-------- Data lines

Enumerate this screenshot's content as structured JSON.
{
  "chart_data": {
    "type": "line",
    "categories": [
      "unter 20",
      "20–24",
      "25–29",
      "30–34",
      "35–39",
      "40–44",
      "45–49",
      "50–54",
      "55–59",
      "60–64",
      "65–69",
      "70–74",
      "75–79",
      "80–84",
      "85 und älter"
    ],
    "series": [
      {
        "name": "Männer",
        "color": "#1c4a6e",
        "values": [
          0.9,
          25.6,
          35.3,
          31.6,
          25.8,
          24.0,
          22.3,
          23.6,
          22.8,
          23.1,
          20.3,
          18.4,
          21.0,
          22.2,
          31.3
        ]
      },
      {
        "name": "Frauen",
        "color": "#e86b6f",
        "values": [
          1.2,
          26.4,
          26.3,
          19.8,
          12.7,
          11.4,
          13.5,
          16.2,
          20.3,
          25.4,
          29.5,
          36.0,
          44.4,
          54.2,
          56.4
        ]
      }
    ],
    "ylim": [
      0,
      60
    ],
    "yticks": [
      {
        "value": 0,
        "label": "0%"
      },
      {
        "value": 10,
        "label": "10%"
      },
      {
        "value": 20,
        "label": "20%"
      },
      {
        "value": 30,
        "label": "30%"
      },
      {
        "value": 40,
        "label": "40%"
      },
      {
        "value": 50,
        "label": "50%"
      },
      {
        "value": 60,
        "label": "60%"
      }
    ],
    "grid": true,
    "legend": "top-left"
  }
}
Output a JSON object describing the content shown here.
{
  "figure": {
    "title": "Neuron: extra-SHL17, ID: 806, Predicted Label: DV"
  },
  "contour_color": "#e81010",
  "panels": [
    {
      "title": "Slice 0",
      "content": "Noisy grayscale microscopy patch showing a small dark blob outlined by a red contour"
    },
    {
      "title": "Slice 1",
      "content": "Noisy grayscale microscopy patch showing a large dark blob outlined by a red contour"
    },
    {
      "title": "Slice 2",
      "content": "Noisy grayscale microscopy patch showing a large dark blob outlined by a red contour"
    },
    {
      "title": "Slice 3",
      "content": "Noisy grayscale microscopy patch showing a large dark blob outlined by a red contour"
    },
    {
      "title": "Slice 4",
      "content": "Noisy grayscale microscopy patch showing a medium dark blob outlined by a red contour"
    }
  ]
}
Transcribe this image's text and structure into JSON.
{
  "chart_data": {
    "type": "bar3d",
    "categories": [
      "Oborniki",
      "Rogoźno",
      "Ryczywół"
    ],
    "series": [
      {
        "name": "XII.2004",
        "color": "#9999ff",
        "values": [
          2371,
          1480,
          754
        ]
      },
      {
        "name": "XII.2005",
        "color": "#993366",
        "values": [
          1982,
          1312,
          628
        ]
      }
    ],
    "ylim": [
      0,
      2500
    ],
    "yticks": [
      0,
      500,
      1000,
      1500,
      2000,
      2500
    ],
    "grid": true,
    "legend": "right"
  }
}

----------------

Every entry above should be retyped exactly as shown.

The response:
Enumerate this screenshot's content as structured JSON.
{
  "chart_data": {
    "type": "line",
    "categories": [
      "unter 20",
      "20–24",
      "25–29",
      "30–34",
      "35–39",
      "40–44",
      "45–49",
      "50–54",
      "55–59",
      "60–64",
      "65–69",
      "70–74",
      "75–79",
      "80–84",
      "85 und älter"
    ],
    "series": [
      {
        "name": "Männer",
        "color": "#1c4a6e",
        "values": [
          0.9,
          25.6,
          35.3,
          31.6,
          25.8,
          24.0,
          22.3,
          23.6,
          22.8,
          23.1,
          20.3,
          18.4,
          21.0,
          22.2,
          31.3
        ]
      },
      {
        "name": "Frauen",
        "color": "#e86b6f",
        "values": [
          1.2,
          26.4,
          26.3,
          19.8,
          12.7,
          11.4,
          13.5,
          16.2,
          20.3,
          25.4,
          29.5,
          36.0,
          44.4,
          54.2,
          56.4
        ]
      }
    ],
    "ylim": [
      0,
      60
    ],
    "yticks": [
      {
        "value": 0,
        "label": "0%"
      },
      {
        "value": 10,
        "label": "10%"
      },
      {
        "value": 20,
        "label": "20%"
      },
      {
        "value": 30,
        "label": "30%"
      },
      {
        "value": 40,
        "label": "40%"
      },
      {
        "value": 50,
        "label": "50%"
      },
      {
        "value": 60,
        "label": "60%"
      }
    ],
    "grid": true,
    "legend": "top-left"
  }
}
Output a JSON object describing the content shown here.
{
  "figure": {
    "title": "Neuron: extra-SHL17, ID: 806, Predicted Label: DV"
  },
  "contour_color": "#e81010",
  "panels": [
    {
      "title": "Slice 0",
      "content": "Noisy grayscale microscopy patch showing a small dark blob outlined by a red contour"
    },
    {
      "title": "Slice 1",
      "content": "Noisy grayscale microscopy patch showing a large dark blob outlined by a red contour"
    },
    {
      "title": "Slice 2",
      "content": "Noisy grayscale microscopy patch showing a large dark blob outlined by a red contour"
    },
    {
      "title": "Slice 3",
      "content": "Noisy grayscale microscopy patch showing a large dark blob outlined by a red contour"
    },
    {
      "title": "Slice 4",
      "content": "Noisy grayscale microscopy patch showing a medium dark blob outlined by a red contour"
    }
  ]
}
Transcribe this image's text and structure into JSON.
{
  "chart_data": {
    "type": "bar3d",
    "categories": [
      "Oborniki",
      "Rogoźno",
      "Ryczywół"
    ],
    "series": [
      {
        "name": "XII.2004",
        "color": "#9999ff",
        "values": [
          2371,
          1480,
          754
        ]
      },
      {
        "name": "XII.2005",
        "color": "#993366",
        "values": [
          1982,
          1312,
          628
        ]
      }
    ],
    "ylim": [
      0,
      2500
    ],
    "yticks": [
      0,
      500,
      1000,
      1500,
      2000,
      2500
    ],
    "grid": true,
    "legend": "right"
  }
}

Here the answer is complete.